» To be done
Scan the data below for the string "Polish". Copy every line where it appears.

» Excerpted data
>>>
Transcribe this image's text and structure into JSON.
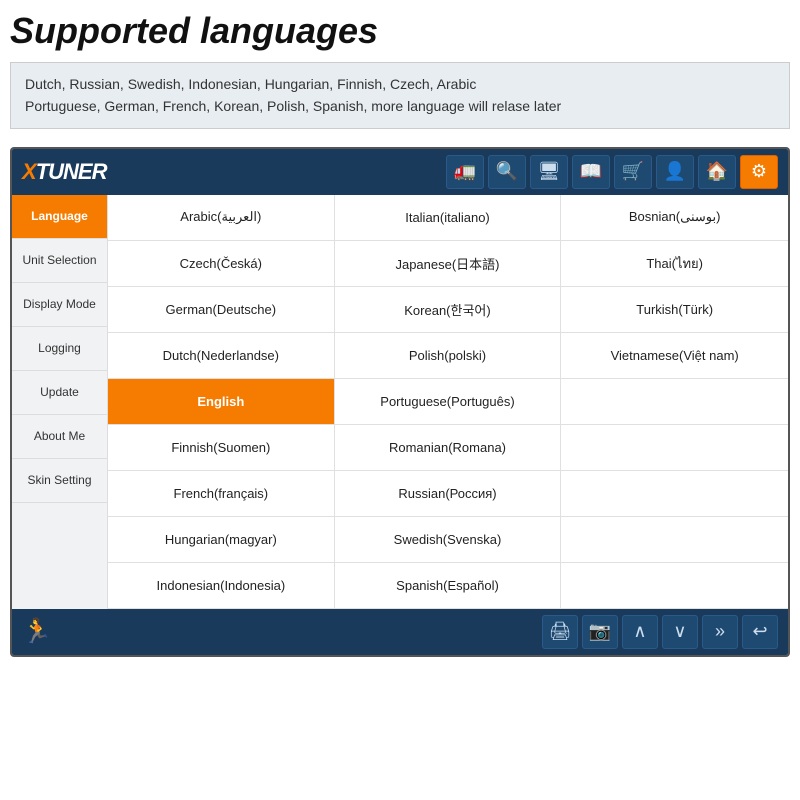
{
  "page": {
    "title": "Supported languages",
    "subtitle": "Dutch, Russian, Swedish, Indonesian, Hungarian, Finnish, Czech, Arabic\nPortuguese, German, French, Korean, Polish, Spanish, more language will relase later"
  },
  "header": {
    "logo_text": "XTUNER",
    "icons": [
      {
        "name": "truck-icon",
        "symbol": "🚛",
        "active": false
      },
      {
        "name": "search-icon",
        "symbol": "🔍",
        "active": false
      },
      {
        "name": "display-icon",
        "symbol": "🖥",
        "active": false
      },
      {
        "name": "book-icon",
        "symbol": "📖",
        "active": false
      },
      {
        "name": "cart-icon",
        "symbol": "🛒",
        "active": false
      },
      {
        "name": "user-icon",
        "symbol": "👤",
        "active": false
      },
      {
        "name": "home-icon",
        "symbol": "🏠",
        "active": false
      },
      {
        "name": "settings-icon",
        "symbol": "⚙",
        "active": true
      }
    ]
  },
  "sidebar": {
    "items": [
      {
        "label": "Language",
        "active": true
      },
      {
        "label": "Unit Selection",
        "active": false
      },
      {
        "label": "Display Mode",
        "active": false
      },
      {
        "label": "Logging",
        "active": false
      },
      {
        "label": "Update",
        "active": false
      },
      {
        "label": "About Me",
        "active": false
      },
      {
        "label": "Skin Setting",
        "active": false
      }
    ]
  },
  "languages": [
    {
      "label": "Arabic(العربية)",
      "selected": false
    },
    {
      "label": "Italian(italiano)",
      "selected": false
    },
    {
      "label": "Bosnian(بوسنی)",
      "selected": false
    },
    {
      "label": "Czech(Česká)",
      "selected": false
    },
    {
      "label": "Japanese(日本語)",
      "selected": false
    },
    {
      "label": "Thai(ไทย)",
      "selected": false
    },
    {
      "label": "German(Deutsche)",
      "selected": false
    },
    {
      "label": "Korean(한국어)",
      "selected": false
    },
    {
      "label": "Turkish(Türk)",
      "selected": false
    },
    {
      "label": "Dutch(Nederlandse)",
      "selected": false
    },
    {
      "label": "Polish(polski)",
      "selected": false
    },
    {
      "label": "Vietnamese(Việt nam)",
      "selected": false
    },
    {
      "label": "English",
      "selected": true
    },
    {
      "label": "Portuguese(Português)",
      "selected": false
    },
    {
      "label": "",
      "selected": false,
      "empty": true
    },
    {
      "label": "Finnish(Suomen)",
      "selected": false
    },
    {
      "label": "Romanian(Romana)",
      "selected": false
    },
    {
      "label": "",
      "selected": false,
      "empty": true
    },
    {
      "label": "French(français)",
      "selected": false
    },
    {
      "label": "Russian(Россия)",
      "selected": false
    },
    {
      "label": "",
      "selected": false,
      "empty": true
    },
    {
      "label": "Hungarian(magyar)",
      "selected": false
    },
    {
      "label": "Swedish(Svenska)",
      "selected": false
    },
    {
      "label": "",
      "selected": false,
      "empty": true
    },
    {
      "label": "Indonesian(Indonesia)",
      "selected": false
    },
    {
      "label": "Spanish(Español)",
      "selected": false
    },
    {
      "label": "",
      "selected": false,
      "empty": true
    }
  ],
  "footer": {
    "icons": [
      {
        "name": "run-icon",
        "symbol": "🏃",
        "left": true
      },
      {
        "name": "print-icon",
        "symbol": "🖨"
      },
      {
        "name": "camera-icon",
        "symbol": "📷"
      },
      {
        "name": "up-icon",
        "symbol": "∧"
      },
      {
        "name": "down-icon",
        "symbol": "∨"
      },
      {
        "name": "forward-icon",
        "symbol": "»"
      },
      {
        "name": "back-icon",
        "symbol": "↩"
      }
    ]
  }
}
<<<
» Solution for this problem
    "subtitle": "Dutch, Russian, Swedish, Indonesian, Hungarian, Finnish, Czech, Arabic\nPortuguese, German, French, Korean, Polish, Spanish, more language will relase later"
      "label": "Polish(polski)",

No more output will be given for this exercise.